→ PROBLEMS
**1.** Using the text on transport airfoils and trim below, decide whether each statement agrees with it: (a) supercritical airfoils give thinner airfoils than conventional ones; (b) designers trim at aft cg positions at cruise using fuel transfer; (c) aerodynamic conditions are normally referenced at 40% MAC. Answer yes or no for each and quote the words of the text that decide it.
**2.** Carry on the text about transport airfoils and aft cg trim below, starting after its last sentence.

* start READING TEXT *

Modern transports are designed with supercritical, or aft loaded airfoils to give thicker airfoils, (more fuel volume and reduced structural wing weight), compared to conventional airfoils. Think of these airfoils as conventional but with 5 to 10 degrees of flap deflection. Even with the long moment arms of the tail of transports, there can be up to a 20 count drag penalty to trim the nose down pitching moment produced by the aft loaded, cambered sections, at cruise. To mitigate this drag penalty, designers will trim at aft cg positions at cruise using fuel transfer. The pilots here can expand on procedure, and whether they would have been at max aft cg accounting for fuel burn.

We normally reference aerodynamic conditions at 25% MAC, so cg's approaching 40% are pretty far aft. Don't think even aerobatic airplanes are operated at 40% aft cg, but will check.

* end READING TEXT *
* start MATERIAL SHOWN *

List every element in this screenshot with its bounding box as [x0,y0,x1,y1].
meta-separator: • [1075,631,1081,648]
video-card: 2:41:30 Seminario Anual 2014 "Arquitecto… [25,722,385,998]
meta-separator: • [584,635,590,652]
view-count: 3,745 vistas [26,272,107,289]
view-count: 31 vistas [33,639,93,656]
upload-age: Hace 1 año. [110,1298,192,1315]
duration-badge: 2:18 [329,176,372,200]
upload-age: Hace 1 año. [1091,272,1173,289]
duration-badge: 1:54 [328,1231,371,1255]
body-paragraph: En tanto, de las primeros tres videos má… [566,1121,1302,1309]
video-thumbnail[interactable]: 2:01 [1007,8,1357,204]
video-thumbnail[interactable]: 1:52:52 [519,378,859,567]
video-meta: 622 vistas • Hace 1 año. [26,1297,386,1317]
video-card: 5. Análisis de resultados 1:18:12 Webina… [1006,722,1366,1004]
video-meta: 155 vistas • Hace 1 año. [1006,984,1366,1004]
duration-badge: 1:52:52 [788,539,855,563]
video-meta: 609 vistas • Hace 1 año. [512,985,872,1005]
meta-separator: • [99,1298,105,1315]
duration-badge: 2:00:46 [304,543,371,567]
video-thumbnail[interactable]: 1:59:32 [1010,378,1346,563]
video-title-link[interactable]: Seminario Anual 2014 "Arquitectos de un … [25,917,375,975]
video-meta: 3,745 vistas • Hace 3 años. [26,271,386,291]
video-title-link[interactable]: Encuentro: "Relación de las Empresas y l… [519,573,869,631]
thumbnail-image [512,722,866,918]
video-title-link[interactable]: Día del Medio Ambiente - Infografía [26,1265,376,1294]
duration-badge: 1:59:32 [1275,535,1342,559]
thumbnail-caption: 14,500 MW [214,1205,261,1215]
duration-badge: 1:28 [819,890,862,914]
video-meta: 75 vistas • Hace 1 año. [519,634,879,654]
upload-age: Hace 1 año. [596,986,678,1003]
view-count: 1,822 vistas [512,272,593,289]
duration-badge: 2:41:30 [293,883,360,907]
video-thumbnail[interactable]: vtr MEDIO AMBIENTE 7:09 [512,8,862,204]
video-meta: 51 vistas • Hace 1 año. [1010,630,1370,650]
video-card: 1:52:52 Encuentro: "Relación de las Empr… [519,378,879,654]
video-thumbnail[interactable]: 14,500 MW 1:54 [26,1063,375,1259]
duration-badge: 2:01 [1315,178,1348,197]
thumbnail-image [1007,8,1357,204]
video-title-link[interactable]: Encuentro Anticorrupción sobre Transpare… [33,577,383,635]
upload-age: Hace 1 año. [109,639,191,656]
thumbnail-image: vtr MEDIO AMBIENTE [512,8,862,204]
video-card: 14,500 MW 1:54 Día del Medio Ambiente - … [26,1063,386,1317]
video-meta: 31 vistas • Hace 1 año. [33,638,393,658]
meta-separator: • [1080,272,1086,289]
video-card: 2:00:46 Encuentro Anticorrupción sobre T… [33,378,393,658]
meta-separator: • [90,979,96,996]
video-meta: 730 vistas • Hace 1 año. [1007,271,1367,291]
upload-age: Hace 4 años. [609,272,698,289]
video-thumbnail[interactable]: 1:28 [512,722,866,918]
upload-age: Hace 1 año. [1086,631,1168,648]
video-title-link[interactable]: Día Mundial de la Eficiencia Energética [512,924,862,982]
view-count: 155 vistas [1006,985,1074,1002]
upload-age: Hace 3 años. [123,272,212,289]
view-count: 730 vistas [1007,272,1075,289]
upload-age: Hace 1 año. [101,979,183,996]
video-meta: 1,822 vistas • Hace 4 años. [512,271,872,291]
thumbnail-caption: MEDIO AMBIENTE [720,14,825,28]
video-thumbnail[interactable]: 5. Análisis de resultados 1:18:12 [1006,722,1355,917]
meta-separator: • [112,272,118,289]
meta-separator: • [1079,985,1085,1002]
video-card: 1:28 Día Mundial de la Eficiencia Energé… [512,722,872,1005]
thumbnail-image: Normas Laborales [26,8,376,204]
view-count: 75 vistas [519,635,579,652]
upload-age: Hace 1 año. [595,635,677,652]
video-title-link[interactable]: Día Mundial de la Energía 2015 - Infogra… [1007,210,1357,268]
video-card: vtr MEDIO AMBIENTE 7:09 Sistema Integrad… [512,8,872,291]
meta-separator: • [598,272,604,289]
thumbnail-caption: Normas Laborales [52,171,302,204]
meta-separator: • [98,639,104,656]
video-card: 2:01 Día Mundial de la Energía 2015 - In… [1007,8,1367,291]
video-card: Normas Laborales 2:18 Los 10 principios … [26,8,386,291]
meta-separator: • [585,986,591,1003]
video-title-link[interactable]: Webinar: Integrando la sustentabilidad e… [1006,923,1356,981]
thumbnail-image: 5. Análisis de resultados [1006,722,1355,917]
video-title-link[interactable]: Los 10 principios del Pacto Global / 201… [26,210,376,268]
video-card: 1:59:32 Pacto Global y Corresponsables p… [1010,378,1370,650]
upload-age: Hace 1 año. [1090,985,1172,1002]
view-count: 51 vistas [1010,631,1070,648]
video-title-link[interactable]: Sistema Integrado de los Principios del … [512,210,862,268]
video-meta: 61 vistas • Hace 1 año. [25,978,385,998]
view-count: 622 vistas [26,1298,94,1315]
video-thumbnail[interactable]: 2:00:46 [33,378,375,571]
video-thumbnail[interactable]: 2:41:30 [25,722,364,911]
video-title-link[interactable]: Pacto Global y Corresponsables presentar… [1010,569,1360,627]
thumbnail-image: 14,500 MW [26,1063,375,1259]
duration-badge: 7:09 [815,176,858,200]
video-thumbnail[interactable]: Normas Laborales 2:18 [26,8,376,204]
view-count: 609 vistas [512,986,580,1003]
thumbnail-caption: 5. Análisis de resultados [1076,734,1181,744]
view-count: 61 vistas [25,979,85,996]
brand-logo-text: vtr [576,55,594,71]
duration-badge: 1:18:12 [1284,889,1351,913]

* end MATERIAL SHOWN *

→ SET OF ANSWERS
**1.**
(a) No: "to give thicker airfoils"
(b) Yes: "designers will trim at aft cg positions at cruise using fuel transfer"
(c) No: "We normally reference aerodynamic conditions at 25% MAC"

**2.**
Edit: For the Yak 54, cg can approach 37%, but their forward cg limit is 29%. Must keep it aft for maneuverability. Abbreviated paragraphs,

Personnel from the Yakovlev Design Bureau provided the following information: The airplane is rated for nine positive Gs, and seven negative Gs. It has a roll rate of 340 degrees per second. Yakovlev Design Bureau personnel reported that according to their flight test data, at an aft center of gravity (CG) of 37 percent mean aerodynamic chord (MAC), the airplane exhibited neutral stability, but was easily controlled. At a forward CG of 30 percent MAC, the stick force per G is 4 kg (8.8 pounds). At an aft CG (37 percent MAC), the stick force per G is 1 kg (2.2 pounds). The airplane has an aerodynamic buffet that occurs before a stall. The altitude needed to recover from an upright stall was 820 feet, and 984 feet for an inverted stall. The airplane did not demonstrate any tendency to enter an inadvertent spin during stall testing.
Additionally, Yakovlev Design Bureau personnel reported that upright and inverted spins were steep and stable. The angle of attack during a normal spin was 40 to 50 degrees, with a recovery in 1/2 turn. The altitude loss for a 3-turn spin was reported to be 1,969 to 2,133 feet. The altitude loss for a 6-turn spin was 2,625 to 2,789 feet. The load factors during spin recovery did not normally exceed 2.5 Gs. A flat spin had an angle of attack of 60 degrees, with 1 turn for recovery. The altitude loss during a 6-turn flat spin was 2,297 to 2,461 feet.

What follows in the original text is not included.